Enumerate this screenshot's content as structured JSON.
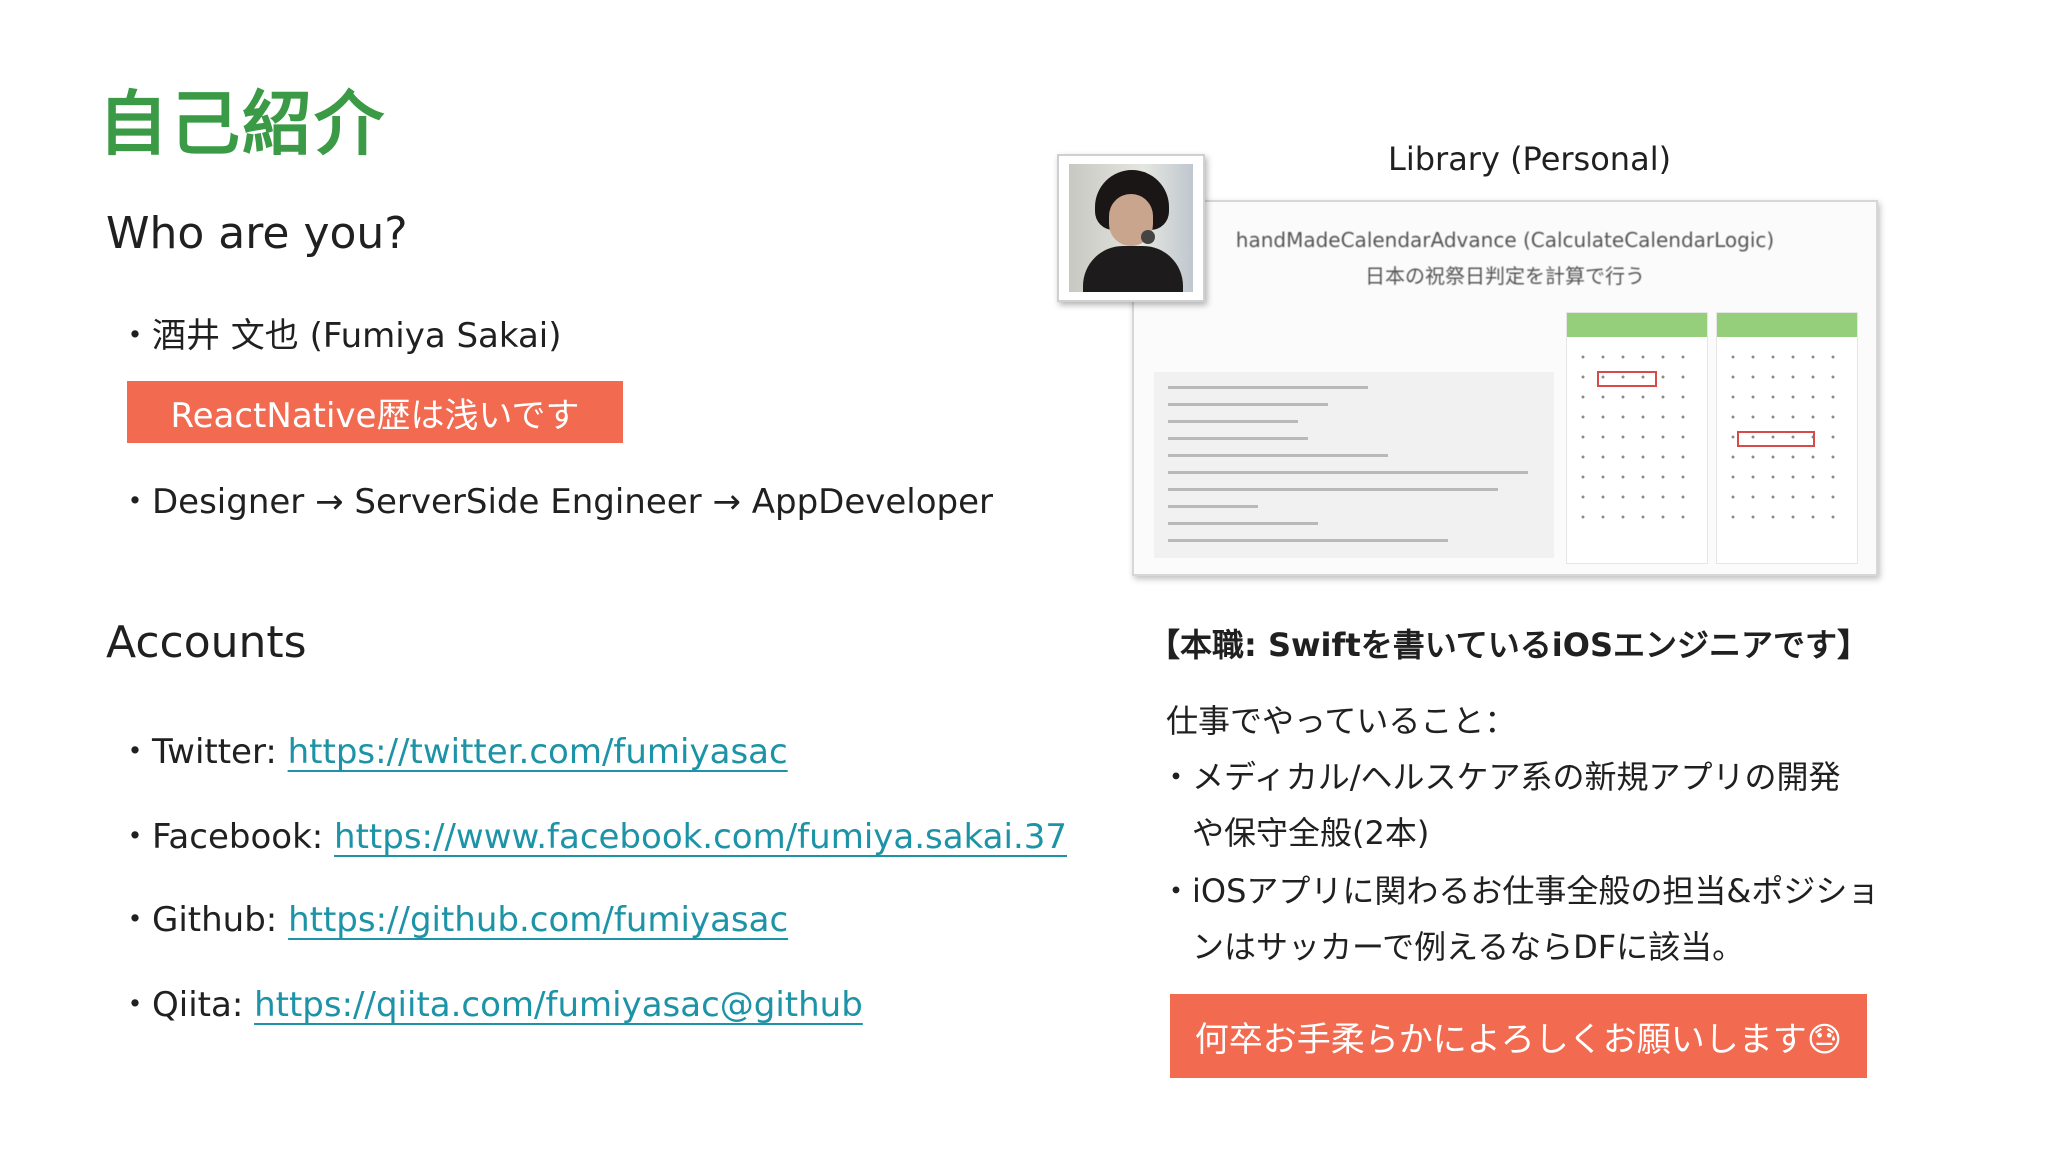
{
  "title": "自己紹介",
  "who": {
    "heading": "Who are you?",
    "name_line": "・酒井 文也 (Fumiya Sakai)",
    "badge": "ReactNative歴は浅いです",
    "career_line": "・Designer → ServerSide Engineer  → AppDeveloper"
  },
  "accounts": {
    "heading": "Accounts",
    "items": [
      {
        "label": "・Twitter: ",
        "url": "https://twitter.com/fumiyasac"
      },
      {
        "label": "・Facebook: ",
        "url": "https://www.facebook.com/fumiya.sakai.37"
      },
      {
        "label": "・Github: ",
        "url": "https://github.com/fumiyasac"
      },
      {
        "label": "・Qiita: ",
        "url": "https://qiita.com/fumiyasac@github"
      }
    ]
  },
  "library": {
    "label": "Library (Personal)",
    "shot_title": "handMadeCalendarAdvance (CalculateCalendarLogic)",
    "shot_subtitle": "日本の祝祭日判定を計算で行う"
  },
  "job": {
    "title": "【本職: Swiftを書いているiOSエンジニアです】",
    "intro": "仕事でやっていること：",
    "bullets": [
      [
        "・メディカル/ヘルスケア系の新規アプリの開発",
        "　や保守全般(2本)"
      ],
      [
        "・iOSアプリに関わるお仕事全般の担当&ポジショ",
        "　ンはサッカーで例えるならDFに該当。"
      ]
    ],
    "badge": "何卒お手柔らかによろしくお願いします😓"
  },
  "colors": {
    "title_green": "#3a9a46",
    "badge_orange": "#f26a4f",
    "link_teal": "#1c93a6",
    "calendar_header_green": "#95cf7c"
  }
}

....

• _WHAT IS NEEDED_
Print the whole listing above once more, word for word, without its pictures.

• _SOLUTION_
Enumerate this screenshot's content as structured JSON.
{
  "title": "自己紹介",
  "who": {
    "heading": "Who are you?",
    "name_line": "・酒井 文也 (Fumiya Sakai)",
    "badge": "ReactNative歴は浅いです",
    "career_line": "・Designer → ServerSide Engineer  → AppDeveloper"
  },
  "accounts": {
    "heading": "Accounts",
    "items": [
      {
        "label": "・Twitter: ",
        "url": "https://twitter.com/fumiyasac"
      },
      {
        "label": "・Facebook: ",
        "url": "https://www.facebook.com/fumiya.sakai.37"
      },
      {
        "label": "・Github: ",
        "url": "https://github.com/fumiyasac"
      },
      {
        "label": "・Qiita: ",
        "url": "https://qiita.com/fumiyasac@github"
      }
    ]
  },
  "library": {
    "label": "Library (Personal)",
    "shot_title": "handMadeCalendarAdvance (CalculateCalendarLogic)",
    "shot_subtitle": "日本の祝祭日判定を計算で行う"
  },
  "job": {
    "title": "【本職: Swiftを書いているiOSエンジニアです】",
    "intro": "仕事でやっていること：",
    "bullets": [
      [
        "・メディカル/ヘルスケア系の新規アプリの開発",
        "　や保守全般(2本)"
      ],
      [
        "・iOSアプリに関わるお仕事全般の担当&ポジショ",
        "　ンはサッカーで例えるならDFに該当。"
      ]
    ],
    "badge": "何卒お手柔らかによろしくお願いします😓"
  },
  "colors": {
    "title_green": "#3a9a46",
    "badge_orange": "#f26a4f",
    "link_teal": "#1c93a6",
    "calendar_header_green": "#95cf7c"
  }
}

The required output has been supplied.